##### Extracted records #####

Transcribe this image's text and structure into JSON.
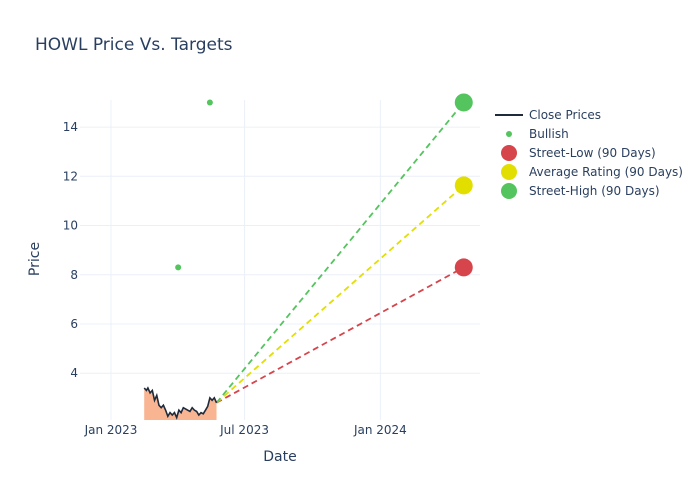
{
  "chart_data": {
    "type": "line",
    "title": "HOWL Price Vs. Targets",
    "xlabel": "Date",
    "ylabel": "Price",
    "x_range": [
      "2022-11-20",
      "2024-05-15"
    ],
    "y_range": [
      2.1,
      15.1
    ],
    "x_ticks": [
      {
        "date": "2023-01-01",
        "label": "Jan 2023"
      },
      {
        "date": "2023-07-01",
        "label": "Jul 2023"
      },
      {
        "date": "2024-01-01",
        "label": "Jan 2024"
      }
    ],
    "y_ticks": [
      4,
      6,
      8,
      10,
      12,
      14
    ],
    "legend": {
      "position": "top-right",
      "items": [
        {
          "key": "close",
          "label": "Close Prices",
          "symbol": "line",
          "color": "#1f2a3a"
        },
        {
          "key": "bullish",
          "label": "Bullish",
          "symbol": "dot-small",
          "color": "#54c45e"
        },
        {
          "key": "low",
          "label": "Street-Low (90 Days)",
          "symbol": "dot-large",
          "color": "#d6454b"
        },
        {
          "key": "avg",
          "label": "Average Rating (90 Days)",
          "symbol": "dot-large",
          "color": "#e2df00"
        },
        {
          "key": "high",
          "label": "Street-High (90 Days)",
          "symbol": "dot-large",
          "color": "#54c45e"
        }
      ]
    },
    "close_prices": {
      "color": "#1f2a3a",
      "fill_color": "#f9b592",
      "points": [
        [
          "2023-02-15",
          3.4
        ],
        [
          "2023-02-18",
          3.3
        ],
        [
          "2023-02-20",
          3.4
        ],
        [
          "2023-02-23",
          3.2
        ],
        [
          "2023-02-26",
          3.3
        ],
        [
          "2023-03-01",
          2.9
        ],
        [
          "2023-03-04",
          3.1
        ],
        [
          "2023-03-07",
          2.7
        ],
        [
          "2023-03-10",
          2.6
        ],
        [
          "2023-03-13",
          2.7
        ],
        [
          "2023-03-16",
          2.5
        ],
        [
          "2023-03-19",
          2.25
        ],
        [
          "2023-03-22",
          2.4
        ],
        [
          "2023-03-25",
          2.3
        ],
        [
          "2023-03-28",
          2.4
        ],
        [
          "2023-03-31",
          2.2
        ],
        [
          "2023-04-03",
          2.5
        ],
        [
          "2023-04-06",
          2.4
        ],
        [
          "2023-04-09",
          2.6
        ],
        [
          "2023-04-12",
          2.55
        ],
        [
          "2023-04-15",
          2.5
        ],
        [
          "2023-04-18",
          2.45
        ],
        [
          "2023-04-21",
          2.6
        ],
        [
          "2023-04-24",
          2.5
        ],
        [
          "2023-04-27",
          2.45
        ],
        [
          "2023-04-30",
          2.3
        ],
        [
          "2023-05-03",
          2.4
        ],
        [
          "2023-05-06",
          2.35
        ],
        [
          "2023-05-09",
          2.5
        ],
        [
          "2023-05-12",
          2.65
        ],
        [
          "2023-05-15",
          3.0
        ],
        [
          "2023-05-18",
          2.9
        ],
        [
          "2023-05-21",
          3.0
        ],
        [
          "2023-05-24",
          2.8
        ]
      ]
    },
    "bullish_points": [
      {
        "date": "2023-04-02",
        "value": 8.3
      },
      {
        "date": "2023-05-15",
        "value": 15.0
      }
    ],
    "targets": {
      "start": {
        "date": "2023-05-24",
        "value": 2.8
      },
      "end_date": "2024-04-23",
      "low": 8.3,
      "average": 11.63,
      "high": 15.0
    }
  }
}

#####

Written instruction. Reproduce the material in its entirety and word for word, without the pictures.

Finished task.
Transcribe this image's text and structure into JSON.
{
  "chart_data": {
    "type": "line",
    "title": "HOWL Price Vs. Targets",
    "xlabel": "Date",
    "ylabel": "Price",
    "x_range": [
      "2022-11-20",
      "2024-05-15"
    ],
    "y_range": [
      2.1,
      15.1
    ],
    "x_ticks": [
      {
        "date": "2023-01-01",
        "label": "Jan 2023"
      },
      {
        "date": "2023-07-01",
        "label": "Jul 2023"
      },
      {
        "date": "2024-01-01",
        "label": "Jan 2024"
      }
    ],
    "y_ticks": [
      4,
      6,
      8,
      10,
      12,
      14
    ],
    "legend": {
      "position": "top-right",
      "items": [
        {
          "key": "close",
          "label": "Close Prices",
          "symbol": "line",
          "color": "#1f2a3a"
        },
        {
          "key": "bullish",
          "label": "Bullish",
          "symbol": "dot-small",
          "color": "#54c45e"
        },
        {
          "key": "low",
          "label": "Street-Low (90 Days)",
          "symbol": "dot-large",
          "color": "#d6454b"
        },
        {
          "key": "avg",
          "label": "Average Rating (90 Days)",
          "symbol": "dot-large",
          "color": "#e2df00"
        },
        {
          "key": "high",
          "label": "Street-High (90 Days)",
          "symbol": "dot-large",
          "color": "#54c45e"
        }
      ]
    },
    "close_prices": {
      "color": "#1f2a3a",
      "fill_color": "#f9b592",
      "points": [
        [
          "2023-02-15",
          3.4
        ],
        [
          "2023-02-18",
          3.3
        ],
        [
          "2023-02-20",
          3.4
        ],
        [
          "2023-02-23",
          3.2
        ],
        [
          "2023-02-26",
          3.3
        ],
        [
          "2023-03-01",
          2.9
        ],
        [
          "2023-03-04",
          3.1
        ],
        [
          "2023-03-07",
          2.7
        ],
        [
          "2023-03-10",
          2.6
        ],
        [
          "2023-03-13",
          2.7
        ],
        [
          "2023-03-16",
          2.5
        ],
        [
          "2023-03-19",
          2.25
        ],
        [
          "2023-03-22",
          2.4
        ],
        [
          "2023-03-25",
          2.3
        ],
        [
          "2023-03-28",
          2.4
        ],
        [
          "2023-03-31",
          2.2
        ],
        [
          "2023-04-03",
          2.5
        ],
        [
          "2023-04-06",
          2.4
        ],
        [
          "2023-04-09",
          2.6
        ],
        [
          "2023-04-12",
          2.55
        ],
        [
          "2023-04-15",
          2.5
        ],
        [
          "2023-04-18",
          2.45
        ],
        [
          "2023-04-21",
          2.6
        ],
        [
          "2023-04-24",
          2.5
        ],
        [
          "2023-04-27",
          2.45
        ],
        [
          "2023-04-30",
          2.3
        ],
        [
          "2023-05-03",
          2.4
        ],
        [
          "2023-05-06",
          2.35
        ],
        [
          "2023-05-09",
          2.5
        ],
        [
          "2023-05-12",
          2.65
        ],
        [
          "2023-05-15",
          3.0
        ],
        [
          "2023-05-18",
          2.9
        ],
        [
          "2023-05-21",
          3.0
        ],
        [
          "2023-05-24",
          2.8
        ]
      ]
    },
    "bullish_points": [
      {
        "date": "2023-04-02",
        "value": 8.3
      },
      {
        "date": "2023-05-15",
        "value": 15.0
      }
    ],
    "targets": {
      "start": {
        "date": "2023-05-24",
        "value": 2.8
      },
      "end_date": "2024-04-23",
      "low": 8.3,
      "average": 11.63,
      "high": 15.0
    }
  }
}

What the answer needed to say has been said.